[Stored data entries]

- - -

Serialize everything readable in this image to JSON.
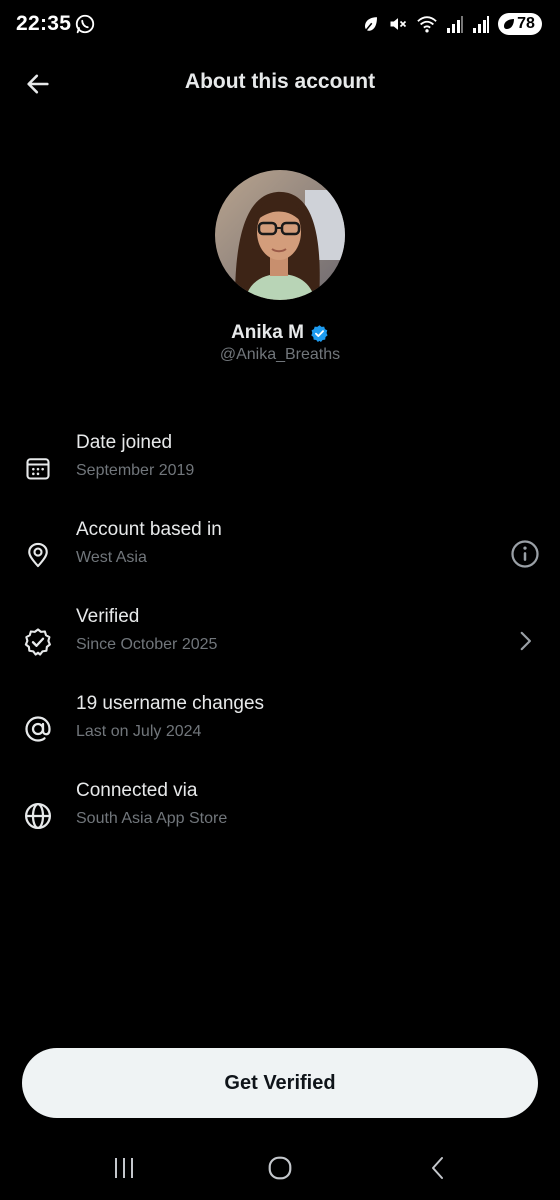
{
  "status_bar": {
    "time": "22:35",
    "battery": "78",
    "icons": [
      "whatsapp-icon",
      "leaf-icon",
      "mute-icon",
      "wifi-icon",
      "signal-icon",
      "signal-icon",
      "battery-icon"
    ]
  },
  "header": {
    "title": "About this account",
    "back_icon": "arrow-left-icon"
  },
  "profile": {
    "name": "Anika M",
    "handle": "@Anika_Breaths",
    "verified": true,
    "badge_color": "#1d9bf0"
  },
  "info_items": [
    {
      "title": "Date joined",
      "subtitle": "September 2019",
      "icon": "calendar-icon"
    },
    {
      "title": "Account based in",
      "subtitle": "West Asia",
      "icon": "location-pin-icon",
      "trailing_icon": "info-icon"
    },
    {
      "title": "Verified",
      "subtitle": "Since October 2025",
      "icon": "verified-outline-icon",
      "trailing_icon": "chevron-right-icon"
    },
    {
      "title": "19 username changes",
      "subtitle": "Last on July 2024",
      "icon": "at-sign-icon"
    },
    {
      "title": "Connected via",
      "subtitle": "South Asia App Store",
      "icon": "globe-icon"
    }
  ],
  "cta": {
    "label": "Get Verified"
  },
  "nav_bar": {
    "icons": [
      "recent-apps-icon",
      "home-icon",
      "back-icon"
    ]
  },
  "colors": {
    "background": "#000000",
    "text_primary": "#e7e9ea",
    "text_secondary": "#71767b",
    "button_bg": "#eff3f4",
    "accent": "#1d9bf0"
  }
}
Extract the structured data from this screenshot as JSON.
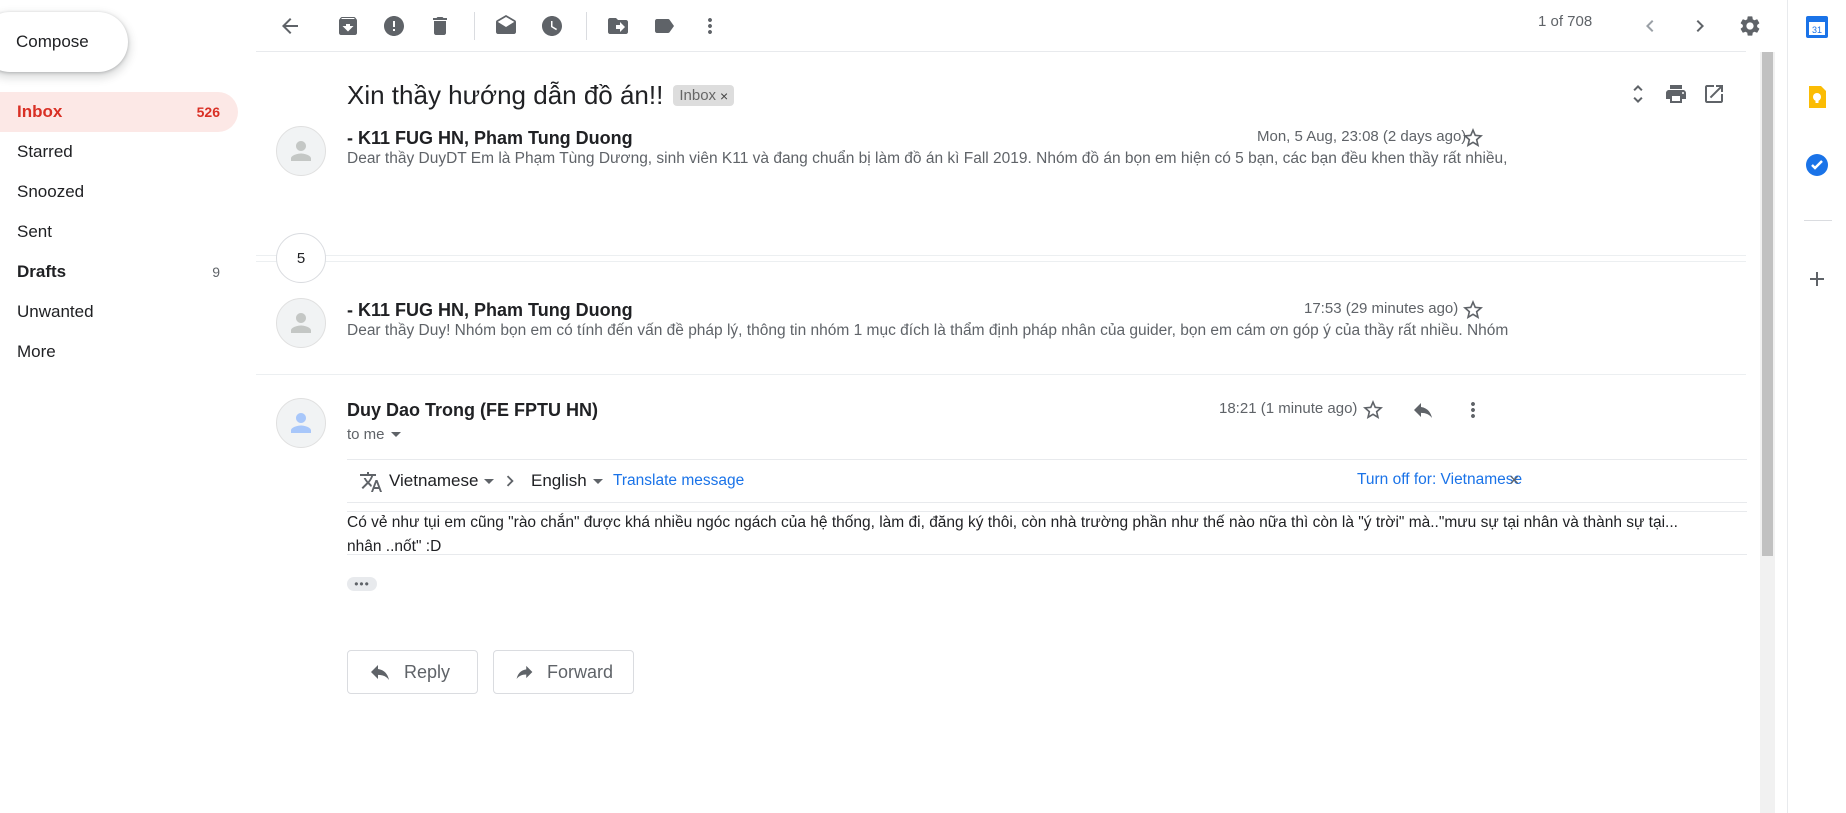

- - -

Reproduce each line word for word and drop the pictures.

- **COMPLETED TASK**
Serialize everything readable in this image to JSON.
{
  "status_bar": {
    "time": "22:35",
    "battery": "78",
    "icons": [
      "whatsapp-icon",
      "leaf-icon",
      "mute-icon",
      "wifi-icon",
      "signal-icon",
      "signal-icon",
      "battery-icon"
    ]
  },
  "header": {
    "title": "About this account",
    "back_icon": "arrow-left-icon"
  },
  "profile": {
    "name": "Anika M",
    "handle": "@Anika_Breaths",
    "verified": true,
    "badge_color": "#1d9bf0"
  },
  "info_items": [
    {
      "title": "Date joined",
      "subtitle": "September 2019",
      "icon": "calendar-icon"
    },
    {
      "title": "Account based in",
      "subtitle": "West Asia",
      "icon": "location-pin-icon",
      "trailing_icon": "info-icon"
    },
    {
      "title": "Verified",
      "subtitle": "Since October 2025",
      "icon": "verified-outline-icon",
      "trailing_icon": "chevron-right-icon"
    },
    {
      "title": "19 username changes",
      "subtitle": "Last on July 2024",
      "icon": "at-sign-icon"
    },
    {
      "title": "Connected via",
      "subtitle": "South Asia App Store",
      "icon": "globe-icon"
    }
  ],
  "cta": {
    "label": "Get Verified"
  },
  "nav_bar": {
    "icons": [
      "recent-apps-icon",
      "home-icon",
      "back-icon"
    ]
  },
  "colors": {
    "background": "#000000",
    "text_primary": "#e7e9ea",
    "text_secondary": "#71767b",
    "button_bg": "#eff3f4",
    "accent": "#1d9bf0"
  }
}
Extract the structured data from this screenshot as JSON.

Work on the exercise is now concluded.